● **What this task involves**
Your task is to extract every entry that follows word for word while excluding the pictures.

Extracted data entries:

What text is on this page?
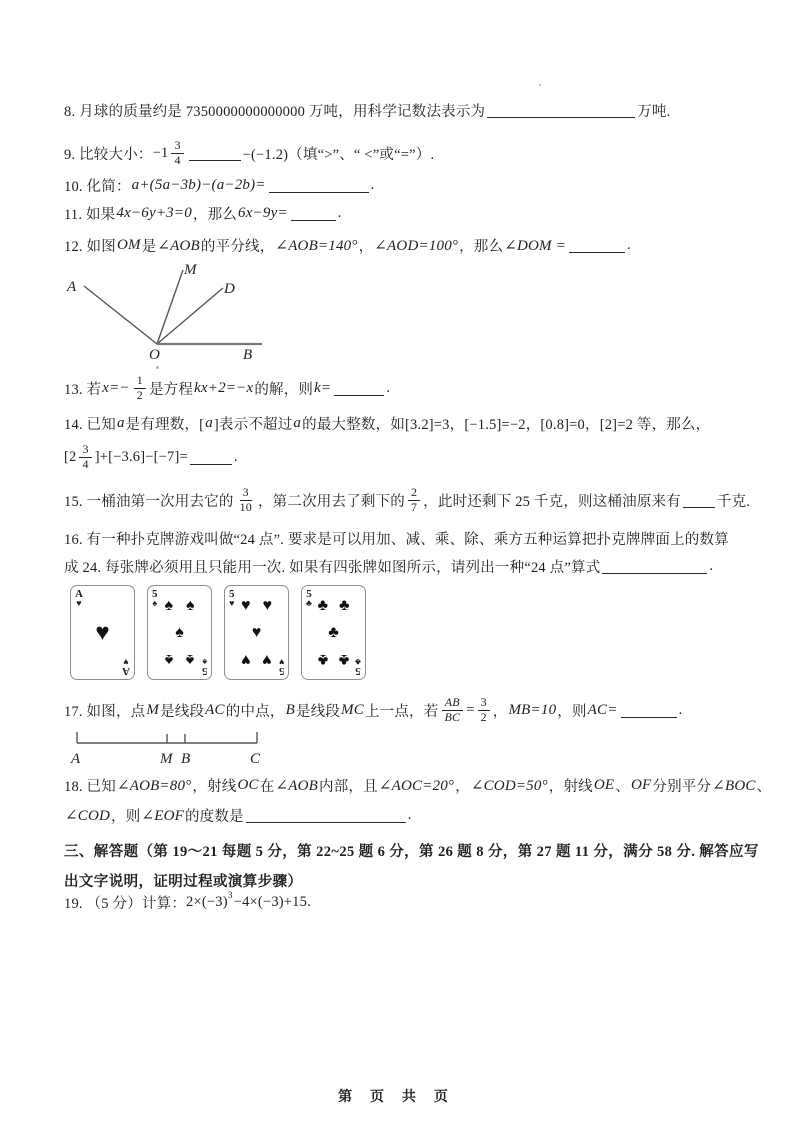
A
M
D
O	B
A
♥
A
♥
♥
5
♠
5
♠
♠ ♠
♠
♠ ♠
5
♥
5
♥
♥ ♥
♥
♥ ♥
5
♣
5
♣
♣ ♣
♣
♣ ♣
A	M B	C
第 页 共 页
8. 月球的质量约是 7350000000000000 万吨，用科学记数法表示为	万吨.
9. 比较大小： $-1 \frac{3}{4}$	−(−1.2)（填“>”、“ <”或“=”）.
10. 化简： a+(5a−3b)−(a−2b)=	.
11. 如果 4x−6y+3=0 ，那么 6x−9y=	.
12. 如图 OM 是 ∠AOB 的平分线， ∠AOB=140° ， ∠AOD=100° ，那么 ∠DOM =	.
13. 若 $x=- \frac{1}{2}$ 是方程 kx+2=−x 的解，则 k=	.
14. 已知 a 是有理数，[ a ]表示不超过 a 的最大整数，如[3.2]=3，[−1.5]=−2，[0.8]=0，[2]=2 等，那么，
$[2 \frac{3}{4} ]+[-3.6]-[-7]=$	.
15. 一桶油第一次用去它的 $\frac{3}{10}$ ，第二次用去了剩下的 $\frac{2}{7}$ ，此时还剩下 25 千克，则这桶油原来有 千克.
16. 有一种扑克牌游戏叫做“24 点”. 要求是可以用加、减、乘、除、乘方五种运算把扑克牌牌面上的数算
成 24. 每张牌必须用且只能用一次. 如果有四张牌如图所示，请列出一种“24 点”算式	.
17. 如图，点 M 是线段 AC 的中点， B 是线段 MC 上一点，若 $\frac{AB}{BC} = \frac{3}{2}$ ， MB=10 ，则 AC=	.
18. 已知 ∠AOB=80° ，射线 OC 在 ∠AOB 内部，且 ∠AOC=20° ， ∠COD=50° ，射线 OE 、 OF 分别平分 ∠BOC 、
∠COD ，则 ∠EOF 的度数是	.
三、解答题（第 19～21 每题 5 分，第 22~25 题 6 分，第 26 题 8 分，第 27 题 11 分，满分 58 分. 解答应写
出文字说明，证明过程或演算步骤）
19. （5 分）计算： 2×(−3) 3 −4×(−3)+15 .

● **Answer to this task**
What text is on this page?
A
M
D
O	B
A
♥
A
♥
♥
5
♠
5
♠
♠ ♠
♠
♠ ♠
5
♥
5
♥
♥ ♥
♥
♥ ♥
5
♣
5
♣
♣ ♣
♣
♣ ♣
A	M B	C
第 页 共 页
8. 月球的质量约是 7350000000000000 万吨，用科学记数法表示为	万吨.
9. 比较大小： $-1 \frac{3}{4}$	−(−1.2)（填“>”、“ <”或“=”）.
10. 化简： a+(5a−3b)−(a−2b)=	.
11. 如果 4x−6y+3=0 ，那么 6x−9y=	.
12. 如图 OM 是 ∠AOB 的平分线， ∠AOB=140° ， ∠AOD=100° ，那么 ∠DOM =	.
13. 若 $x=- \frac{1}{2}$ 是方程 kx+2=−x 的解，则 k=	.
14. 已知 a 是有理数，[ a ]表示不超过 a 的最大整数，如[3.2]=3，[−1.5]=−2，[0.8]=0，[2]=2 等，那么，
$[2 \frac{3}{4} ]+[-3.6]-[-7]=$	.
15. 一桶油第一次用去它的 $\frac{3}{10}$ ，第二次用去了剩下的 $\frac{2}{7}$ ，此时还剩下 25 千克，则这桶油原来有 千克.
16. 有一种扑克牌游戏叫做“24 点”. 要求是可以用加、减、乘、除、乘方五种运算把扑克牌牌面上的数算
成 24. 每张牌必须用且只能用一次. 如果有四张牌如图所示，请列出一种“24 点”算式	.
17. 如图，点 M 是线段 AC 的中点， B 是线段 MC 上一点，若 $\frac{AB}{BC} = \frac{3}{2}$ ， MB=10 ，则 AC=	.
18. 已知 ∠AOB=80° ，射线 OC 在 ∠AOB 内部，且 ∠AOC=20° ， ∠COD=50° ，射线 OE 、 OF 分别平分 ∠BOC 、
∠COD ，则 ∠EOF 的度数是	.
三、解答题（第 19～21 每题 5 分，第 22~25 题 6 分，第 26 题 8 分，第 27 题 11 分，满分 58 分. 解答应写
出文字说明，证明过程或演算步骤）
19. （5 分）计算： 2×(−3) 3 −4×(−3)+15 .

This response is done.